● **Rows from a dataset**
- - -

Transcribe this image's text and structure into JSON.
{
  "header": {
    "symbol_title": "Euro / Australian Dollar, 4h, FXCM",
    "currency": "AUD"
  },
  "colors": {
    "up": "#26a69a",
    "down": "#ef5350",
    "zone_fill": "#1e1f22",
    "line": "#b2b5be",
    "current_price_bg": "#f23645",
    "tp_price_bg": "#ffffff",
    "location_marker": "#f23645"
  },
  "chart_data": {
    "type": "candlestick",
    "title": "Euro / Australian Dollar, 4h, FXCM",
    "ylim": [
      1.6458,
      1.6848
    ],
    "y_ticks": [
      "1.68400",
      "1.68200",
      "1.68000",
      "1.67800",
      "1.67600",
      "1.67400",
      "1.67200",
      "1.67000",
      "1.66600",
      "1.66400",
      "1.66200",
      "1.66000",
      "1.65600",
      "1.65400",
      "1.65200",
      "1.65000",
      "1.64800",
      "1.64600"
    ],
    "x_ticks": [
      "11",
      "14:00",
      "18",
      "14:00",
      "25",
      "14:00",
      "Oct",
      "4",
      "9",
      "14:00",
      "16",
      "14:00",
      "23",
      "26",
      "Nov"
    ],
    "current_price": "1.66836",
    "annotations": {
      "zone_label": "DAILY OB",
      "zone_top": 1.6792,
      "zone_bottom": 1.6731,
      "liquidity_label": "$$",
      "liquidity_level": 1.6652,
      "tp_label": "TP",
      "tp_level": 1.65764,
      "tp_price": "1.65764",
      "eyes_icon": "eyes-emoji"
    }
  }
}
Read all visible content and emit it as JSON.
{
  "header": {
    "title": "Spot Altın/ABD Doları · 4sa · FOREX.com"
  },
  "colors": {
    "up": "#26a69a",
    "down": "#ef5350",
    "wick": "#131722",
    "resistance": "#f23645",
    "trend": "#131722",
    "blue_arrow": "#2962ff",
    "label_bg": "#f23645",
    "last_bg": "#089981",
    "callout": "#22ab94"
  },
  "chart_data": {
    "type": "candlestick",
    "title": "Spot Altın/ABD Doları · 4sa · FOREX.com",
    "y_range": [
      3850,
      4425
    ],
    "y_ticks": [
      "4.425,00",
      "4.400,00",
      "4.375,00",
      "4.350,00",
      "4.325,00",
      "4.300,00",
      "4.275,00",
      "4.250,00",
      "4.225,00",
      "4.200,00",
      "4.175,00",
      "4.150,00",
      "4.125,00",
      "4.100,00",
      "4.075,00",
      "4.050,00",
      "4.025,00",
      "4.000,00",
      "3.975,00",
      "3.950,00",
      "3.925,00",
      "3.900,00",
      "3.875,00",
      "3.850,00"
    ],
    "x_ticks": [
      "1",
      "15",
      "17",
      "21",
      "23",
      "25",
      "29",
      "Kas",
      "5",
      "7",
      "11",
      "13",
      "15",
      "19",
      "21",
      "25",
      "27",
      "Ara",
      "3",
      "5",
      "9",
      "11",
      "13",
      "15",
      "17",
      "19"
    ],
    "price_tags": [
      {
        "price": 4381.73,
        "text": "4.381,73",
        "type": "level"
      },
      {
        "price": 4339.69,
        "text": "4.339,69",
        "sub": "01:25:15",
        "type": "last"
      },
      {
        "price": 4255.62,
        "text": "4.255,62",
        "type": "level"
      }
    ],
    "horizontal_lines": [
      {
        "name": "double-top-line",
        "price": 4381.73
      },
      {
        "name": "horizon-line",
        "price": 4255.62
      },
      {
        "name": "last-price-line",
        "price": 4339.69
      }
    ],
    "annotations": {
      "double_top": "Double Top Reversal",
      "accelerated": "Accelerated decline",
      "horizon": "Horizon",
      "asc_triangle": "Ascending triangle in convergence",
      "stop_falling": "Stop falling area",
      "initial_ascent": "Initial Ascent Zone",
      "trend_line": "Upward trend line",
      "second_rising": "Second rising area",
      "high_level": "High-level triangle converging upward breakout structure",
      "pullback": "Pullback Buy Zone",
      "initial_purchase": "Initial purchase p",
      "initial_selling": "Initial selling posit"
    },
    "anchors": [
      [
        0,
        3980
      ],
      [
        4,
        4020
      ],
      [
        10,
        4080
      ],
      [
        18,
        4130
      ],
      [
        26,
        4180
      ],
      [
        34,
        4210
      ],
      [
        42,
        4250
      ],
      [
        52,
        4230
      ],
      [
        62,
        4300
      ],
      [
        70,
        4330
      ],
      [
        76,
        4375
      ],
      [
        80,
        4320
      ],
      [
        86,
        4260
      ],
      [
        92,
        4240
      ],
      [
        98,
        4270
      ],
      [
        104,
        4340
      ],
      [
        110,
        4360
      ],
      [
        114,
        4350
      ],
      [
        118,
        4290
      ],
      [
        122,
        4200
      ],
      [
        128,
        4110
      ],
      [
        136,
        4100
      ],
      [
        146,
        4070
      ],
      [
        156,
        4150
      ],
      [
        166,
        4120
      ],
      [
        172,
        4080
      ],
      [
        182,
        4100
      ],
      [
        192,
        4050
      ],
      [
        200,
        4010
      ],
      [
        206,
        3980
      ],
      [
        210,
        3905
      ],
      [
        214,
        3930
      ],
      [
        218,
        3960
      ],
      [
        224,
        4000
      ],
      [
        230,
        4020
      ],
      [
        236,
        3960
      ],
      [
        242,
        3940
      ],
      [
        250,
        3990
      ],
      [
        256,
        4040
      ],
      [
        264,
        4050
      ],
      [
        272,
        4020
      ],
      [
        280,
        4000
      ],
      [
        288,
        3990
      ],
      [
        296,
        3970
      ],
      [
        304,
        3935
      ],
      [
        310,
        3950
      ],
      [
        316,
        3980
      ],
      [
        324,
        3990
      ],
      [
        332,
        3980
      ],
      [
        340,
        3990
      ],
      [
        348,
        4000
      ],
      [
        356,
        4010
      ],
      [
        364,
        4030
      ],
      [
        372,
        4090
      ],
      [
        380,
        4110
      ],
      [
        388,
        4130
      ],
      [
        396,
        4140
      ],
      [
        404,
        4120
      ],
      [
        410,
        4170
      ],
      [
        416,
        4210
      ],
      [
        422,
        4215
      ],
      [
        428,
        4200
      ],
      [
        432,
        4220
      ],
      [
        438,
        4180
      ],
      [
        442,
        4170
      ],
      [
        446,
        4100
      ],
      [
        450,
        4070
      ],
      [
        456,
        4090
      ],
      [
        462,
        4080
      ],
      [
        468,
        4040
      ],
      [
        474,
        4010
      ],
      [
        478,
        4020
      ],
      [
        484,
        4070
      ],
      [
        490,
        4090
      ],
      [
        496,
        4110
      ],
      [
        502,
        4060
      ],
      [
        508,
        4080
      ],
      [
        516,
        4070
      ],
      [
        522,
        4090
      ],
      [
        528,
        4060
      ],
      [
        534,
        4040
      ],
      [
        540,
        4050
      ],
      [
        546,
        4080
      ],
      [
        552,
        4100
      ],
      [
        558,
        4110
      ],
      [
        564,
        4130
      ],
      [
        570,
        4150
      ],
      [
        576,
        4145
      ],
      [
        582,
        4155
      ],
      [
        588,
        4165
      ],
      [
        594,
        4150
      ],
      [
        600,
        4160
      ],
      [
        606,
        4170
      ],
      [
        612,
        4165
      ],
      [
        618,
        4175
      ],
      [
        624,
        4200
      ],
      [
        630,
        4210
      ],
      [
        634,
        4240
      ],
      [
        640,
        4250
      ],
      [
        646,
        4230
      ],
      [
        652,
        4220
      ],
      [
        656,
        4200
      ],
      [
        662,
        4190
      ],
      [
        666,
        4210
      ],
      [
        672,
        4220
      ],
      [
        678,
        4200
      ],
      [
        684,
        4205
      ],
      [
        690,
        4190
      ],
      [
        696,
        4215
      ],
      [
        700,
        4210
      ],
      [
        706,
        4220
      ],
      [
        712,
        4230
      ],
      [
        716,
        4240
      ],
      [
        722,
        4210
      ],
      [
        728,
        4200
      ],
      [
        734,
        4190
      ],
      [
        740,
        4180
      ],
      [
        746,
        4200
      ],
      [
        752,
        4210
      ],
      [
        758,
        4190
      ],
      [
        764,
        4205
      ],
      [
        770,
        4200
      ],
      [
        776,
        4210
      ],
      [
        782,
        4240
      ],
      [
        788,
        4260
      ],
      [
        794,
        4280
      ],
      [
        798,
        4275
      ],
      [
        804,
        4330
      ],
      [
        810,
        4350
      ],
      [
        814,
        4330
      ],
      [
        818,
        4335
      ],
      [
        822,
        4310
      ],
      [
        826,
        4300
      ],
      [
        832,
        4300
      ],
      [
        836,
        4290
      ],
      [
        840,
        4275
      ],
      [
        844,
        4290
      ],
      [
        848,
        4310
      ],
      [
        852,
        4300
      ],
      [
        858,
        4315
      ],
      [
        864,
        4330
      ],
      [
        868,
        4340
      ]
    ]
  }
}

- - -

● **Exercise goal**
Scan the listing above and copy all lines containing the word "Altın".

● **Written solution**
    "title": "Spot Altın/ABD Doları · 4sa · FOREX.com"
    "title": "Spot Altın/ABD Doları · 4sa · FOREX.com",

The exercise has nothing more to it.